[Stored records]
******************************

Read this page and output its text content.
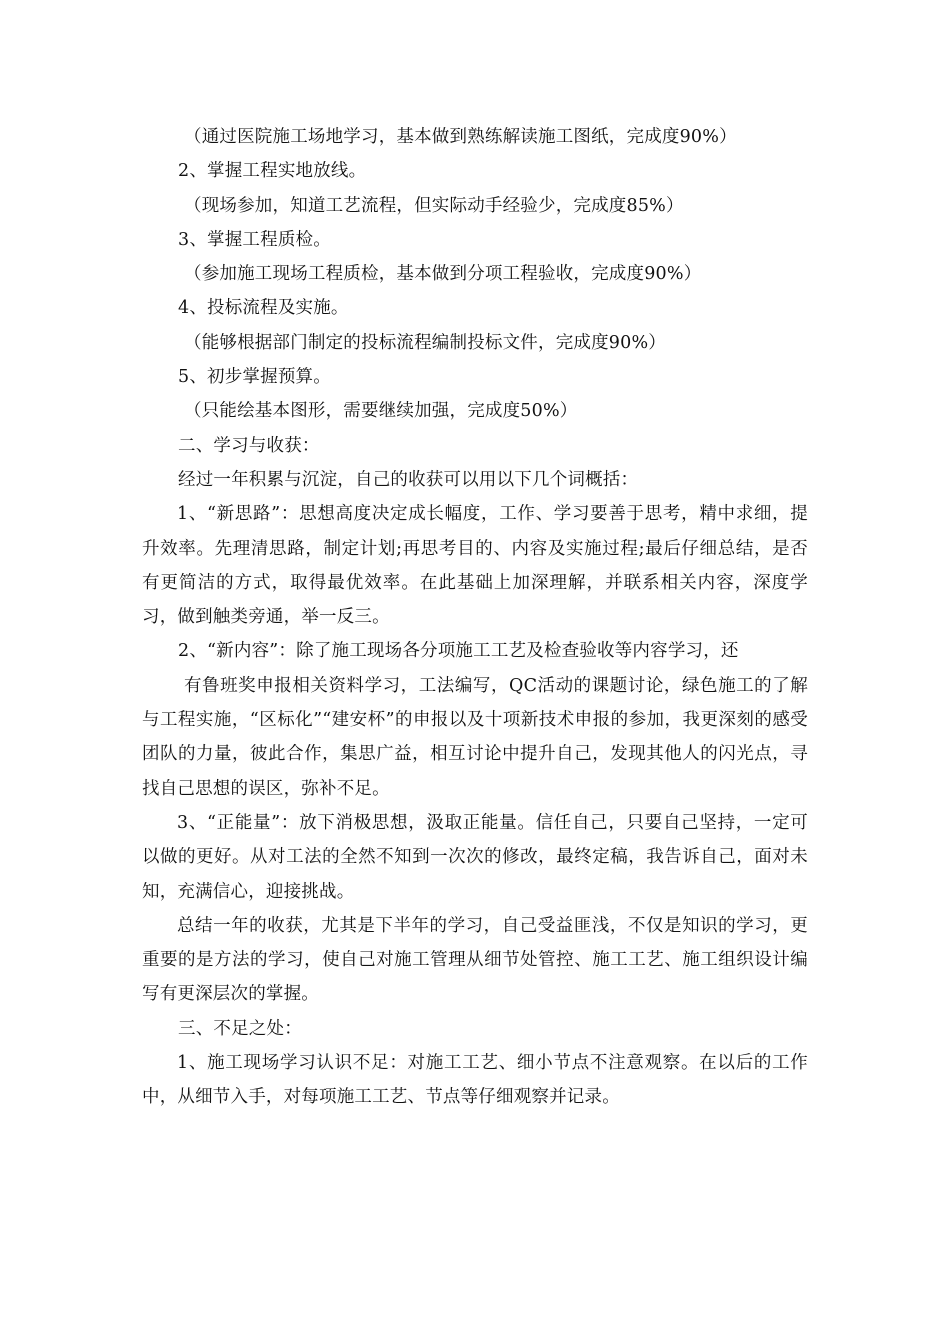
（通过医院施工场地学习，基本做到熟练解读施工图纸，完成度90%）

2、掌握工程实地放线。

（现场参加，知道工艺流程，但实际动手经验少，完成度85%）

3、掌握工程质检。

（参加施工现场工程质检，基本做到分项工程验收，完成度90%）

4、投标流程及实施。

（能够根据部门制定的投标流程编制投标文件，完成度90%）

5、初步掌握预算。

（只能绘基本图形，需要继续加强，完成度50%）

二、学习与收获：

经过一年积累与沉淀，自己的收获可以用以下几个词概括：

1、“新思路”：思想高度决定成长幅度，工作、学习要善于思考，精中求细，提升效率。先理清思路，制定计划;再思考目的、内容及实施过程;最后仔细总结，是否有更简洁的方式，取得最优效率。在此基础上加深理解，并联系相关内容，深度学习，做到触类旁通，举一反三。

2、“新内容”：除了施工现场各分项施工工艺及检查验收等内容学习，还

有鲁班奖申报相关资料学习，工法编写，QC活动的课题讨论，绿色施工的了解与工程实施，“区标化”“建安杯”的申报以及十项新技术申报的参加，我更深刻的感受团队的力量，彼此合作，集思广益，相互讨论中提升自己，发现其他人的闪光点，寻找自己思想的误区，弥补不足。

3、“正能量”：放下消极思想，汲取正能量。信任自己，只要自己坚持，一定可以做的更好。从对工法的全然不知到一次次的修改，最终定稿，我告诉自己，面对未知，充满信心，迎接挑战。

总结一年的收获，尤其是下半年的学习，自己受益匪浅，不仅是知识的学习，更重要的是方法的学习，使自己对施工管理从细节处管控、施工工艺、施工组织设计编写有更深层次的掌握。

三、不足之处：

1、施工现场学习认识不足：对施工工艺、细小节点不注意观察。在以后的工作中，从细节入手，对每项施工工艺、节点等仔细观察并记录。
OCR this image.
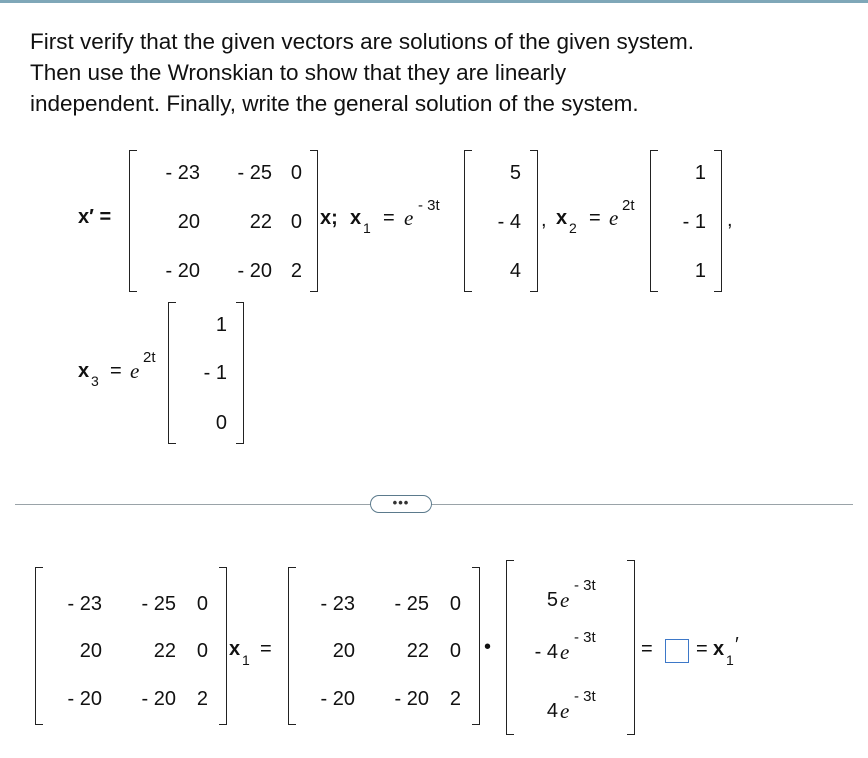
First verify that the given vectors are solutions of the given system.
Then use the Wronskian to show that they are linearly
independent. Finally, write the general solution of the system.
x′ =
- 23	- 25 0
20	22 0
- 20	- 20 2
x; x 1 = e
- 3t
5
- 4
4
, x 2 = e
2t
1
- 1
1
,
x 3 = e
2t
1
- 1
0
•••
- 23	- 25	0
20	22	0
- 20	- 20	2
x 1 =
- 23	- 25	0
20	22	0
- 20	- 20	2
•
5 e
- 3t
- 4 e
- 3t
4 e
- 3t
= = x 1
′
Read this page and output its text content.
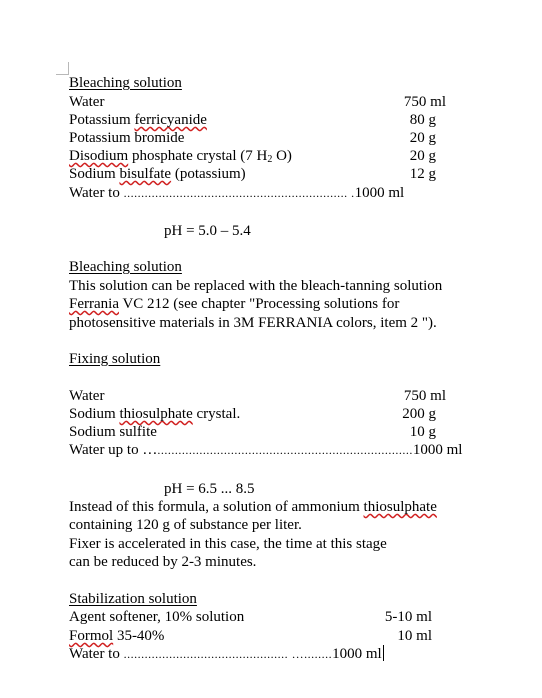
Bleaching solution
Water	750 ml
Potassium ferricyanide	80 g
Potassium bromide	20 g
Disodium phosphate crystal (7 $H_2$ O)	20 g
Sodium bisulfate (potassium)	12 g
Water to ................................................................ .1000 ml
pH = 5.0 – 5.4
Bleaching solution
This solution can be replaced with the bleach-tanning solution
Ferrania VC 212 (see chapter "Processing solutions for
photosensitive materials in 3M FERRANIA colors, item 2 ").
Fixing solution
Water	750 ml
Sodium thiosulphate crystal.	200 g
Sodium sulfite	10 g
Water up to ….........................................................................1000 ml
pH = 6.5 ... 8.5
Instead of this formula, a solution of ammonium thiosulphate
containing 120 g of substance per liter.
Fixer is accelerated in this case, the time at this stage
can be reduced by 2-3 minutes.
Stabilization solution
Agent softener, 10% solution	5-10 ml
Formol 35-40%	10 ml
Water to ............................................... …........1000 ml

******************************

Exclude the pictures, and output exactly the lines from the one with "OCR this image." through the last line of the records, both included.

--- TASK OUTPUT ---
OCR this image.
First verify that the given vectors are solutions of the given system.
Then use the Wronskian to show that they are linearly
independent. Finally, write the general solution of the system.
x′ =
- 23	- 25 0
20	22 0
- 20	- 20 2
x; x 1 = e
- 3t
5
- 4
4
, x 2 = e
2t
1
- 1
1
,
x 3 = e
2t
1
- 1
0
•••
- 23	- 25	0
20	22	0
- 20	- 20	2
x 1 =
- 23	- 25	0
20	22	0
- 20	- 20	2
•
5 e
- 3t
- 4 e
- 3t
4 e
- 3t
= = x 1
′
Read this page and output its text content.
Bleaching solution
Water	750 ml
Potassium ferricyanide	80 g
Potassium bromide	20 g
Disodium phosphate crystal (7 $H_2$ O)	20 g
Sodium bisulfate (potassium)	12 g
Water to ................................................................ .1000 ml
pH = 5.0 – 5.4
Bleaching solution
This solution can be replaced with the bleach-tanning solution
Ferrania VC 212 (see chapter "Processing solutions for
photosensitive materials in 3M FERRANIA colors, item 2 ").
Fixing solution
Water	750 ml
Sodium thiosulphate crystal.	200 g
Sodium sulfite	10 g
Water up to ….........................................................................1000 ml
pH = 6.5 ... 8.5
Instead of this formula, a solution of ammonium thiosulphate
containing 120 g of substance per liter.
Fixer is accelerated in this case, the time at this stage
can be reduced by 2-3 minutes.
Stabilization solution
Agent softener, 10% solution	5-10 ml
Formol 35-40%	10 ml
Water to ............................................... …........1000 ml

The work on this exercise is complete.